(Extracted data entries)
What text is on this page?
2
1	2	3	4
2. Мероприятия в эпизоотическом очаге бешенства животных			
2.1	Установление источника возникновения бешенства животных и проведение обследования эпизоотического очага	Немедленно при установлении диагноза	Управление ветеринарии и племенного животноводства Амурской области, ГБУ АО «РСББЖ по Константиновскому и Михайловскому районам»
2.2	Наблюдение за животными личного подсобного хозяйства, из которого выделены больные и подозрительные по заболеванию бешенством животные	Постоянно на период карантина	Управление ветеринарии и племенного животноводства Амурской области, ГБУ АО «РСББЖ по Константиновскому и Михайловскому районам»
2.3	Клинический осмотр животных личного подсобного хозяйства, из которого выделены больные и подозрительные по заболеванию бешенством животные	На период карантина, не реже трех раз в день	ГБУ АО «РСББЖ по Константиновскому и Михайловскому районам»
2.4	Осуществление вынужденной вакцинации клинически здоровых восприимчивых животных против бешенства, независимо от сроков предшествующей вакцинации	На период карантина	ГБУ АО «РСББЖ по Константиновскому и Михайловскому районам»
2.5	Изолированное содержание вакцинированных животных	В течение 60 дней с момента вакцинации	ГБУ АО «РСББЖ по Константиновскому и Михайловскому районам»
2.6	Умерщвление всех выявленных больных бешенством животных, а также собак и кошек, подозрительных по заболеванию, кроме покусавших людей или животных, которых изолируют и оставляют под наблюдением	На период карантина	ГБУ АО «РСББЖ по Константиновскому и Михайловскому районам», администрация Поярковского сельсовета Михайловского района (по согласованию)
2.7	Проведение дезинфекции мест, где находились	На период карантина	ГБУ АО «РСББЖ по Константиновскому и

## What this task involves
Exactly reproduce every line of the records.

## Full response
What text is on this page?
2
1	2	3	4
2. Мероприятия в эпизоотическом очаге бешенства животных			
2.1	Установление источника возникновения бешенства животных и проведение обследования эпизоотического очага	Немедленно при установлении диагноза	Управление ветеринарии и племенного животноводства Амурской области, ГБУ АО «РСББЖ по Константиновскому и Михайловскому районам»
2.2	Наблюдение за животными личного подсобного хозяйства, из которого выделены больные и подозрительные по заболеванию бешенством животные	Постоянно на период карантина	Управление ветеринарии и племенного животноводства Амурской области, ГБУ АО «РСББЖ по Константиновскому и Михайловскому районам»
2.3	Клинический осмотр животных личного подсобного хозяйства, из которого выделены больные и подозрительные по заболеванию бешенством животные	На период карантина, не реже трех раз в день	ГБУ АО «РСББЖ по Константиновскому и Михайловскому районам»
2.4	Осуществление вынужденной вакцинации клинически здоровых восприимчивых животных против бешенства, независимо от сроков предшествующей вакцинации	На период карантина	ГБУ АО «РСББЖ по Константиновскому и Михайловскому районам»
2.5	Изолированное содержание вакцинированных животных	В течение 60 дней с момента вакцинации	ГБУ АО «РСББЖ по Константиновскому и Михайловскому районам»
2.6	Умерщвление всех выявленных больных бешенством животных, а также собак и кошек, подозрительных по заболеванию, кроме покусавших людей или животных, которых изолируют и оставляют под наблюдением	На период карантина	ГБУ АО «РСББЖ по Константиновскому и Михайловскому районам», администрация Поярковского сельсовета Михайловского района (по согласованию)
2.7	Проведение дезинфекции мест, где находились	На период карантина	ГБУ АО «РСББЖ по Константиновскому и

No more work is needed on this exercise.